Retype the records below word for word and omit any image.

####

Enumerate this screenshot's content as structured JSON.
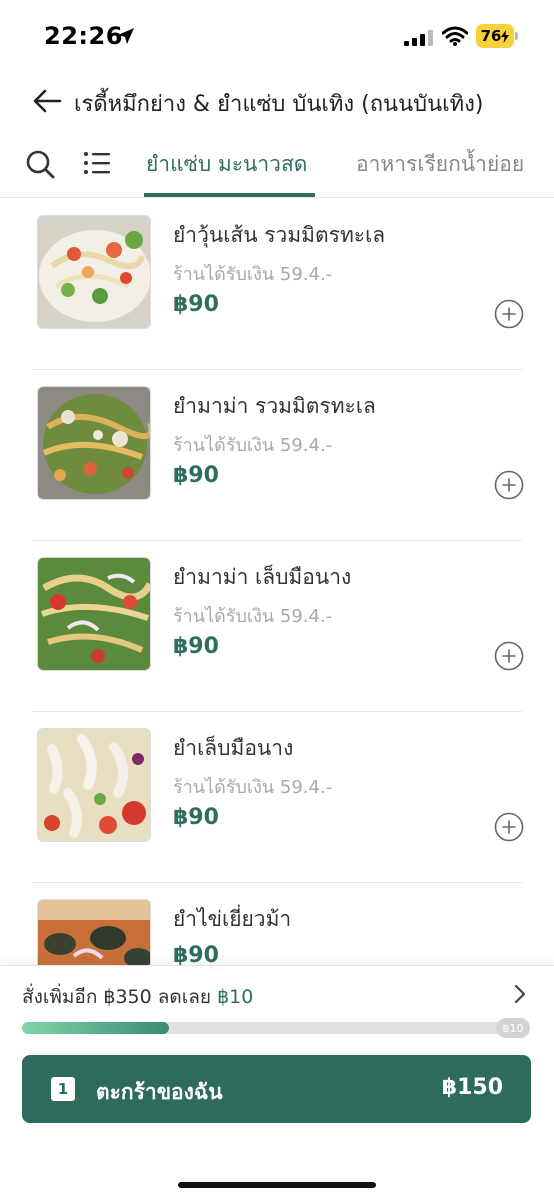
{
  "status_bar": {
    "time": "22:26",
    "battery": "76"
  },
  "header": {
    "store_name": "เรดี้หมึกย่าง & ยำแซ่บ บันเทิง (ถนนบันเทิง)"
  },
  "categories": {
    "active": "ยำแซ่บ มะนาวสด",
    "next": "อาหารเรียกน้ำย่อย"
  },
  "items": [
    {
      "name": "ยำวุ้นเส้น รวมมิตรทะเล",
      "earnings": "ร้านได้รับเงิน 59.4.-",
      "price": "฿90"
    },
    {
      "name": "ยำมาม่า รวมมิตรทะเล",
      "earnings": "ร้านได้รับเงิน 59.4.-",
      "price": "฿90"
    },
    {
      "name": "ยำมาม่า เล็บมือนาง",
      "earnings": "ร้านได้รับเงิน 59.4.-",
      "price": "฿90"
    },
    {
      "name": "ยำเล็บมือนาง",
      "earnings": "ร้านได้รับเงิน 59.4.-",
      "price": "฿90"
    },
    {
      "name": "ยำไข่เยี่ยวม้า",
      "earnings": "",
      "price": "฿90"
    }
  ],
  "promo": {
    "text": "สั่งเพิ่มอีก ฿350 ลดเลย ",
    "discount": "฿10",
    "progress": 0.29,
    "badge": "฿10"
  },
  "cart": {
    "count": "1",
    "label": "ตะกร้าของฉัน",
    "total": "฿150"
  },
  "colors": {
    "brand": "#2f6e5e",
    "muted": "#a9a9a9"
  }
}
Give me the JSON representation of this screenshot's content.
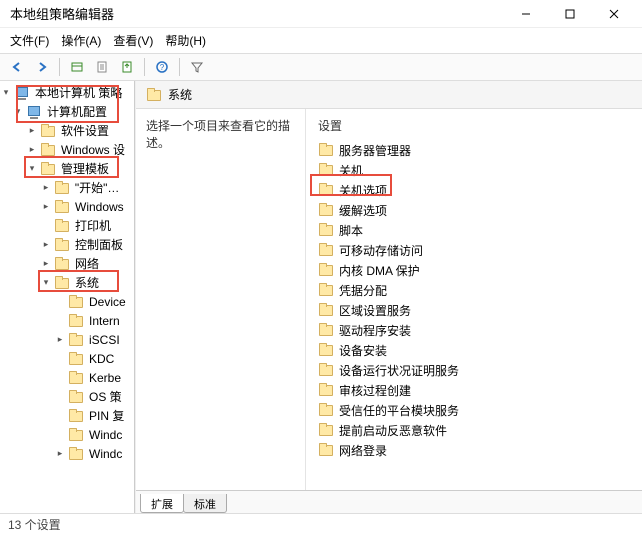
{
  "window": {
    "title": "本地组策略编辑器"
  },
  "menu": {
    "file": "文件(F)",
    "action": "操作(A)",
    "view": "查看(V)",
    "help": "帮助(H)"
  },
  "tree": {
    "root": "本地计算机 策略",
    "computer_config": "计算机配置",
    "software_settings": "软件设置",
    "windows_settings": "Windows 设",
    "admin_templates": "管理模板",
    "start_menu": "\"开始\"菜单",
    "windows": "Windows",
    "printers": "打印机",
    "control_panel": "控制面板",
    "network": "网络",
    "system": "系统",
    "device": "Device",
    "intern": "Intern",
    "iscsi": "iSCSI",
    "kdc": "KDC",
    "kerbe": "Kerbe",
    "os_policy": "OS 策",
    "pin_complex": "PIN 复",
    "windc": "Windc",
    "windc2": "Windc"
  },
  "content": {
    "header": "系统",
    "prompt": "选择一个项目来查看它的描述。",
    "settings_header": "设置",
    "items": [
      "服务器管理器",
      "关机",
      "关机选项",
      "缓解选项",
      "脚本",
      "可移动存储访问",
      "内核 DMA 保护",
      "凭据分配",
      "区域设置服务",
      "驱动程序安装",
      "设备安装",
      "设备运行状况证明服务",
      "审核过程创建",
      "受信任的平台模块服务",
      "提前启动反恶意软件",
      "网络登录"
    ]
  },
  "tabs": {
    "extended": "扩展",
    "standard": "标准"
  },
  "status": "13 个设置"
}
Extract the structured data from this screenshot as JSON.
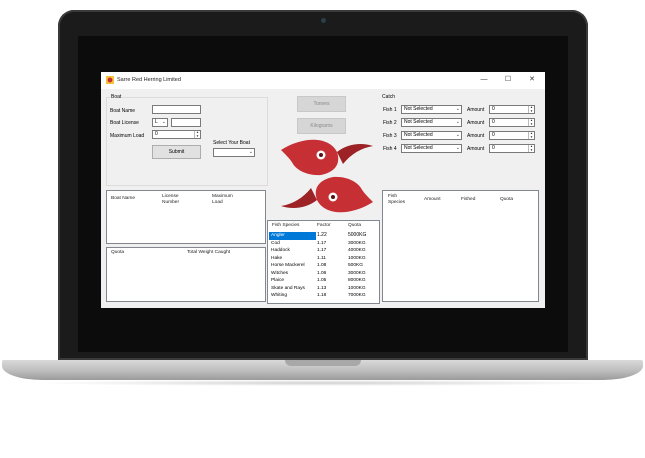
{
  "window": {
    "title": "Sarre Red Herring Limited",
    "icon": "app-fish-icon",
    "controls": {
      "minimize": "—",
      "maximize": "☐",
      "close": "✕"
    }
  },
  "boat": {
    "group_label": "Boat",
    "name_label": "Boat Name",
    "name_value": "",
    "license_label": "Boat License",
    "license_prefix": "L",
    "license_value": "",
    "max_load_label": "Maximum Load",
    "max_load_value": "0",
    "submit_label": "Submit",
    "select_label": "Select Your Boat",
    "select_value": ""
  },
  "buttons": {
    "tonnes": "Tonnes",
    "kilograms": "Kilograms"
  },
  "boat_list": {
    "columns": [
      "Boat Name",
      "License\nNumber",
      "Maximum\nLoad"
    ]
  },
  "quota_list": {
    "columns": [
      "Quota",
      "Total Weight Caught"
    ]
  },
  "catch": {
    "group_label": "Catch",
    "rows": [
      {
        "label": "Fish 1",
        "selection": "Not Selected",
        "amount_label": "Amount",
        "amount": "0"
      },
      {
        "label": "Fish 2",
        "selection": "Not Selected",
        "amount_label": "Amount",
        "amount": "0"
      },
      {
        "label": "Fish 3",
        "selection": "Not Selected",
        "amount_label": "Amount",
        "amount": "0"
      },
      {
        "label": "Fish 4",
        "selection": "Not Selected",
        "amount_label": "Amount",
        "amount": "0"
      }
    ]
  },
  "catch_list": {
    "columns": [
      "Fish\nSpecies",
      "Amount",
      "Fished",
      "Quota"
    ]
  },
  "species_table": {
    "columns": [
      "Fish Species",
      "Factor",
      "Quota"
    ],
    "rows": [
      {
        "species": "Angler",
        "factor": "1.22",
        "quota": "5000KG",
        "selected": true
      },
      {
        "species": "Cod",
        "factor": "1.17",
        "quota": "3000KG"
      },
      {
        "species": "Haddock",
        "factor": "1.17",
        "quota": "4000KG"
      },
      {
        "species": "Hake",
        "factor": "1.11",
        "quota": "1000KG"
      },
      {
        "species": "Horse Mackerel",
        "factor": "1.08",
        "quota": "500KG"
      },
      {
        "species": "Witches",
        "factor": "1.06",
        "quota": "3000KG"
      },
      {
        "species": "Plaice",
        "factor": "1.05",
        "quota": "8000KG"
      },
      {
        "species": "Skate and Rays",
        "factor": "1.13",
        "quota": "1000KG"
      },
      {
        "species": "Whiting",
        "factor": "1.18",
        "quota": "7000KG"
      }
    ]
  },
  "colors": {
    "logo_red": "#c62f33",
    "selection_blue": "#0078d7",
    "window_bg": "#f0f0f0"
  }
}
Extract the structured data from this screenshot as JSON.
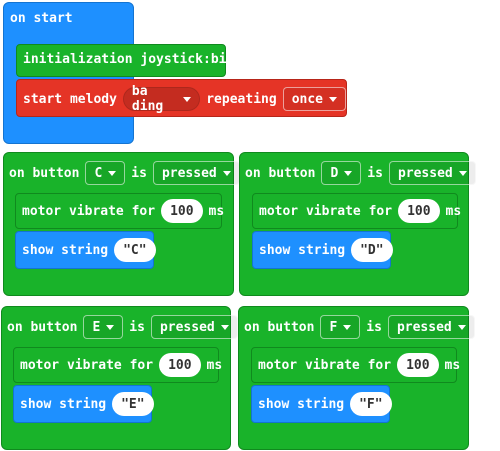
{
  "on_start": {
    "label": "on start",
    "init_label": "initialization joystick:bit",
    "melody": {
      "start_label": "start melody",
      "melody_value": "ba ding",
      "repeating_label": "repeating",
      "repeat_value": "once"
    }
  },
  "common": {
    "on_button_label": "on button",
    "is_label": "is",
    "pressed_label": "pressed",
    "motor_label": "motor vibrate for",
    "ms_label": "ms",
    "show_label": "show string",
    "quote_open": "\"",
    "quote_close": "\""
  },
  "handlers": [
    {
      "button": "C",
      "duration": "100",
      "string": "C"
    },
    {
      "button": "D",
      "duration": "100",
      "string": "D"
    },
    {
      "button": "E",
      "duration": "100",
      "string": "E"
    },
    {
      "button": "F",
      "duration": "100",
      "string": "F"
    }
  ],
  "colors": {
    "basic_blue": "#1e90ff",
    "input_green": "#19b32a",
    "music_red": "#e53426"
  }
}
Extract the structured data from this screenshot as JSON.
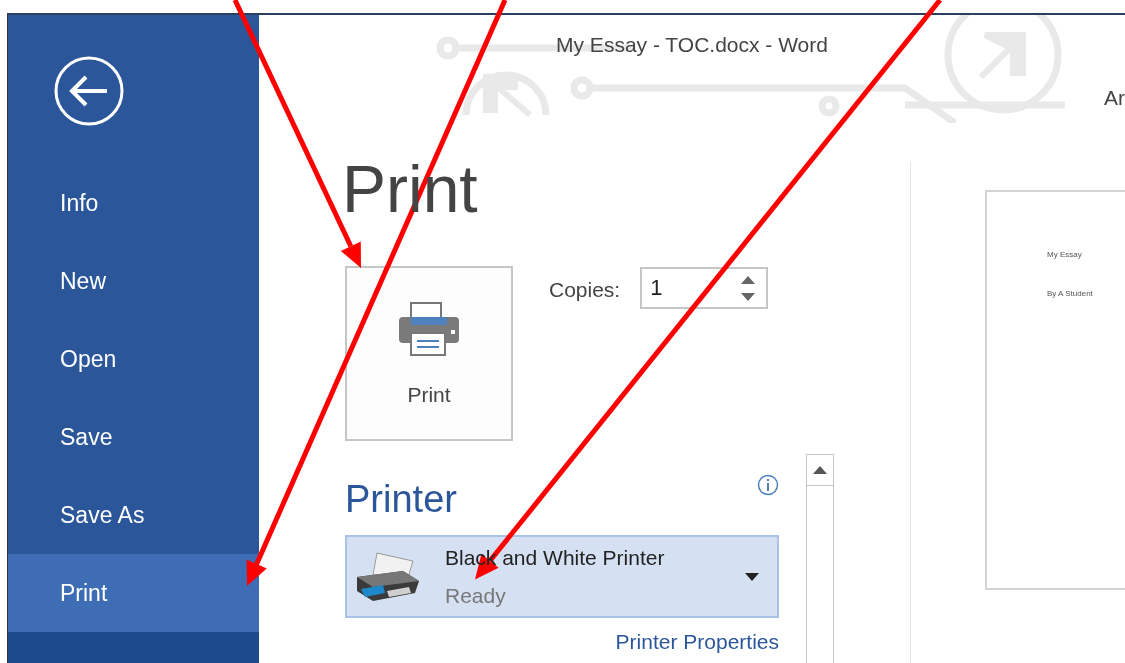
{
  "window": {
    "title": "My Essay - TOC.docx - Word",
    "account": "Ar"
  },
  "sidebar": {
    "items": [
      {
        "label": "Info",
        "selected": false
      },
      {
        "label": "New",
        "selected": false
      },
      {
        "label": "Open",
        "selected": false
      },
      {
        "label": "Save",
        "selected": false
      },
      {
        "label": "Save As",
        "selected": false
      },
      {
        "label": "Print",
        "selected": true
      }
    ]
  },
  "heading": "Print",
  "print_button": {
    "label": "Print"
  },
  "copies": {
    "label": "Copies:",
    "value": "1"
  },
  "printer": {
    "heading": "Printer",
    "name": "Black and White Printer",
    "status": "Ready",
    "properties_link": "Printer Properties"
  },
  "preview": {
    "lines": [
      "My Essay",
      "By A Student"
    ]
  },
  "annotation_arrows": [
    {
      "kind": "arrow"
    },
    {
      "kind": "arrow"
    },
    {
      "kind": "arrow"
    }
  ]
}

####

Response:
Enumerate this screenshot's content as structured JSON.
{
  "status_bar": {
    "time": "22:26",
    "battery": "76"
  },
  "header": {
    "store_name": "เรดี้หมึกย่าง & ยำแซ่บ บันเทิง (ถนนบันเทิง)"
  },
  "categories": {
    "active": "ยำแซ่บ มะนาวสด",
    "next": "อาหารเรียกน้ำย่อย"
  },
  "items": [
    {
      "name": "ยำวุ้นเส้น รวมมิตรทะเล",
      "earnings": "ร้านได้รับเงิน 59.4.-",
      "price": "฿90"
    },
    {
      "name": "ยำมาม่า รวมมิตรทะเล",
      "earnings": "ร้านได้รับเงิน 59.4.-",
      "price": "฿90"
    },
    {
      "name": "ยำมาม่า เล็บมือนาง",
      "earnings": "ร้านได้รับเงิน 59.4.-",
      "price": "฿90"
    },
    {
      "name": "ยำเล็บมือนาง",
      "earnings": "ร้านได้รับเงิน 59.4.-",
      "price": "฿90"
    },
    {
      "name": "ยำไข่เยี่ยวม้า",
      "earnings": "",
      "price": "฿90"
    }
  ],
  "promo": {
    "text": "สั่งเพิ่มอีก ฿350 ลดเลย ",
    "discount": "฿10",
    "progress": 0.29,
    "badge": "฿10"
  },
  "cart": {
    "count": "1",
    "label": "ตะกร้าของฉัน",
    "total": "฿150"
  },
  "colors": {
    "brand": "#2f6e5e",
    "muted": "#a9a9a9"
  }
}
Give me the JSON representation of this screenshot's content.
{
  "window": {
    "title": "本地组策略编辑器"
  },
  "menu": {
    "file": "文件(F)",
    "action": "操作(A)",
    "view": "查看(V)",
    "help": "帮助(H)"
  },
  "tree": {
    "root": "本地计算机 策略",
    "computer_config": "计算机配置",
    "software_settings": "软件设置",
    "windows_settings": "Windows 设",
    "admin_templates": "管理模板",
    "start_menu": "\"开始\"菜单",
    "windows": "Windows",
    "printers": "打印机",
    "control_panel": "控制面板",
    "network": "网络",
    "system": "系统",
    "device": "Device",
    "intern": "Intern",
    "iscsi": "iSCSI",
    "kdc": "KDC",
    "kerbe": "Kerbe",
    "os_policy": "OS 策",
    "pin_complex": "PIN 复",
    "windc": "Windc",
    "windc2": "Windc"
  },
  "content": {
    "header": "系统",
    "prompt": "选择一个项目来查看它的描述。",
    "settings_header": "设置",
    "items": [
      "服务器管理器",
      "关机",
      "关机选项",
      "缓解选项",
      "脚本",
      "可移动存储访问",
      "内核 DMA 保护",
      "凭据分配",
      "区域设置服务",
      "驱动程序安装",
      "设备安装",
      "设备运行状况证明服务",
      "审核过程创建",
      "受信任的平台模块服务",
      "提前启动反恶意软件",
      "网络登录"
    ]
  },
  "tabs": {
    "extended": "扩展",
    "standard": "标准"
  },
  "status": "13 个设置"
}
Extract the structured data from this screenshot as JSON.
{
  "window": {
    "title": "Sarre Red Herring Limited",
    "icon": "app-fish-icon",
    "controls": {
      "minimize": "—",
      "maximize": "☐",
      "close": "✕"
    }
  },
  "boat": {
    "group_label": "Boat",
    "name_label": "Boat Name",
    "name_value": "",
    "license_label": "Boat License",
    "license_prefix": "L",
    "license_value": "",
    "max_load_label": "Maximum Load",
    "max_load_value": "0",
    "submit_label": "Submit",
    "select_label": "Select Your Boat",
    "select_value": ""
  },
  "buttons": {
    "tonnes": "Tonnes",
    "kilograms": "Kilograms"
  },
  "boat_list": {
    "columns": [
      "Boat Name",
      "License\nNumber",
      "Maximum\nLoad"
    ]
  },
  "quota_list": {
    "columns": [
      "Quota",
      "Total Weight Caught"
    ]
  },
  "catch": {
    "group_label": "Catch",
    "rows": [
      {
        "label": "Fish 1",
        "selection": "Not Selected",
        "amount_label": "Amount",
        "amount": "0"
      },
      {
        "label": "Fish 2",
        "selection": "Not Selected",
        "amount_label": "Amount",
        "amount": "0"
      },
      {
        "label": "Fish 3",
        "selection": "Not Selected",
        "amount_label": "Amount",
        "amount": "0"
      },
      {
        "label": "Fish 4",
        "selection": "Not Selected",
        "amount_label": "Amount",
        "amount": "0"
      }
    ]
  },
  "catch_list": {
    "columns": [
      "Fish\nSpecies",
      "Amount",
      "Fished",
      "Quota"
    ]
  },
  "species_table": {
    "columns": [
      "Fish Species",
      "Factor",
      "Quota"
    ],
    "rows": [
      {
        "species": "Angler",
        "factor": "1.22",
        "quota": "5000KG",
        "selected": true
      },
      {
        "species": "Cod",
        "factor": "1.17",
        "quota": "3000KG"
      },
      {
        "species": "Haddock",
        "factor": "1.17",
        "quota": "4000KG"
      },
      {
        "species": "Hake",
        "factor": "1.11",
        "quota": "1000KG"
      },
      {
        "species": "Horse Mackerel",
        "factor": "1.08",
        "quota": "500KG"
      },
      {
        "species": "Witches",
        "factor": "1.06",
        "quota": "3000KG"
      },
      {
        "species": "Plaice",
        "factor": "1.05",
        "quota": "8000KG"
      },
      {
        "species": "Skate and Rays",
        "factor": "1.13",
        "quota": "1000KG"
      },
      {
        "species": "Whiting",
        "factor": "1.18",
        "quota": "7000KG"
      }
    ]
  },
  "colors": {
    "logo_red": "#c62f33",
    "selection_blue": "#0078d7",
    "window_bg": "#f0f0f0"
  }
}
Extract the structured data from this screenshot as JSON.
{
  "on_start": {
    "label": "on start",
    "init_label": "initialization joystick:bit",
    "melody": {
      "start_label": "start melody",
      "melody_value": "ba ding",
      "repeating_label": "repeating",
      "repeat_value": "once"
    }
  },
  "common": {
    "on_button_label": "on button",
    "is_label": "is",
    "pressed_label": "pressed",
    "motor_label": "motor vibrate for",
    "ms_label": "ms",
    "show_label": "show string",
    "quote_open": "\"",
    "quote_close": "\""
  },
  "handlers": [
    {
      "button": "C",
      "duration": "100",
      "string": "C"
    },
    {
      "button": "D",
      "duration": "100",
      "string": "D"
    },
    {
      "button": "E",
      "duration": "100",
      "string": "E"
    },
    {
      "button": "F",
      "duration": "100",
      "string": "F"
    }
  ],
  "colors": {
    "basic_blue": "#1e90ff",
    "input_green": "#19b32a",
    "music_red": "#e53426"
  }
}
Extract the structured data from this screenshot as JSON.
{
  "window": {
    "title": "My Essay - TOC.docx - Word",
    "account": "Ar"
  },
  "sidebar": {
    "items": [
      {
        "label": "Info",
        "selected": false
      },
      {
        "label": "New",
        "selected": false
      },
      {
        "label": "Open",
        "selected": false
      },
      {
        "label": "Save",
        "selected": false
      },
      {
        "label": "Save As",
        "selected": false
      },
      {
        "label": "Print",
        "selected": true
      }
    ]
  },
  "heading": "Print",
  "print_button": {
    "label": "Print"
  },
  "copies": {
    "label": "Copies:",
    "value": "1"
  },
  "printer": {
    "heading": "Printer",
    "name": "Black and White Printer",
    "status": "Ready",
    "properties_link": "Printer Properties"
  },
  "preview": {
    "lines": [
      "My Essay",
      "By A Student"
    ]
  },
  "annotation_arrows": [
    {
      "kind": "arrow"
    },
    {
      "kind": "arrow"
    },
    {
      "kind": "arrow"
    }
  ]
}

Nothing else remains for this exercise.